Exercise directions: Write the data out again, character for character, with no images.

[start of Dataset records]

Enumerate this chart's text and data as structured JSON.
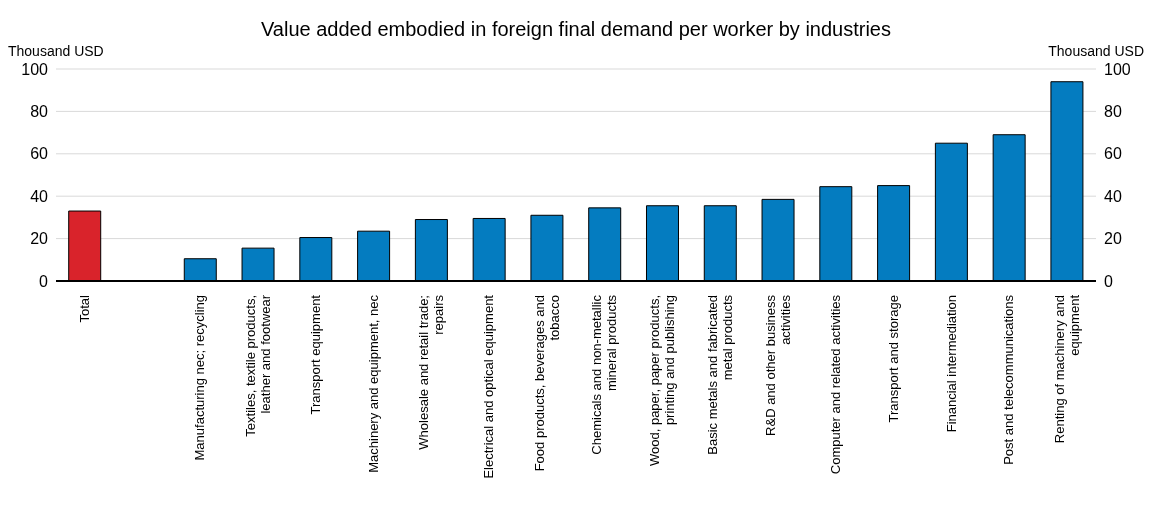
{
  "chart_data": {
    "type": "bar",
    "subtitle": "Value added embodied in foreign final demand per worker by industries",
    "ylabel": "Thousand USD",
    "y2label": "Thousand USD",
    "categories": [
      "Total",
      null,
      "Manufacturing nec; recycling",
      "Textiles, textile products, leather and footwear",
      "Transport equipment",
      "Machinery and equipment, nec",
      "Wholesale and retail trade; repairs",
      "Electrical and optical equipment",
      "Food products, beverages and tobacco",
      "Chemicals and non-metallic mineral products",
      "Wood, paper, paper products, printing and publishing",
      "Basic metals and fabricated metal products",
      "R&D and other business activities",
      "Computer and related activities",
      "Transport and storage",
      "Financial intermediation",
      "Post and telecommunications",
      "Renting of machinery and equipment"
    ],
    "values": [
      33,
      null,
      10.5,
      15.5,
      20.5,
      23.5,
      29,
      29.5,
      31,
      34.5,
      35.5,
      35.5,
      38.5,
      44.5,
      45,
      65,
      69,
      94
    ],
    "colors": [
      "#d9232b",
      null,
      "#047cc0",
      "#047cc0",
      "#047cc0",
      "#047cc0",
      "#047cc0",
      "#047cc0",
      "#047cc0",
      "#047cc0",
      "#047cc0",
      "#047cc0",
      "#047cc0",
      "#047cc0",
      "#047cc0",
      "#047cc0",
      "#047cc0",
      "#047cc0"
    ],
    "ylim": [
      0,
      100
    ],
    "yticks": [
      0,
      20,
      40,
      60,
      80,
      100
    ],
    "y2lim": [
      0,
      100
    ],
    "y2ticks": [
      0,
      20,
      40,
      60,
      80,
      100
    ],
    "grid": "y"
  }
}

[end of Dataset records]

Reply:
Enumerate this chart's text and data as structured JSON.
{
  "chart_data": {
    "type": "bar",
    "subtitle": "Value added embodied in foreign final demand per worker by industries",
    "ylabel": "Thousand USD",
    "y2label": "Thousand USD",
    "categories": [
      "Total",
      null,
      "Manufacturing nec; recycling",
      "Textiles, textile products, leather and footwear",
      "Transport equipment",
      "Machinery and equipment, nec",
      "Wholesale and retail trade; repairs",
      "Electrical and optical equipment",
      "Food products, beverages and tobacco",
      "Chemicals and non-metallic mineral products",
      "Wood, paper, paper products, printing and publishing",
      "Basic metals and fabricated metal products",
      "R&D and other business activities",
      "Computer and related activities",
      "Transport and storage",
      "Financial intermediation",
      "Post and telecommunications",
      "Renting of machinery and equipment"
    ],
    "values": [
      33,
      null,
      10.5,
      15.5,
      20.5,
      23.5,
      29,
      29.5,
      31,
      34.5,
      35.5,
      35.5,
      38.5,
      44.5,
      45,
      65,
      69,
      94
    ],
    "colors": [
      "#d9232b",
      null,
      "#047cc0",
      "#047cc0",
      "#047cc0",
      "#047cc0",
      "#047cc0",
      "#047cc0",
      "#047cc0",
      "#047cc0",
      "#047cc0",
      "#047cc0",
      "#047cc0",
      "#047cc0",
      "#047cc0",
      "#047cc0",
      "#047cc0",
      "#047cc0"
    ],
    "ylim": [
      0,
      100
    ],
    "yticks": [
      0,
      20,
      40,
      60,
      80,
      100
    ],
    "y2lim": [
      0,
      100
    ],
    "y2ticks": [
      0,
      20,
      40,
      60,
      80,
      100
    ],
    "grid": "y"
  }
}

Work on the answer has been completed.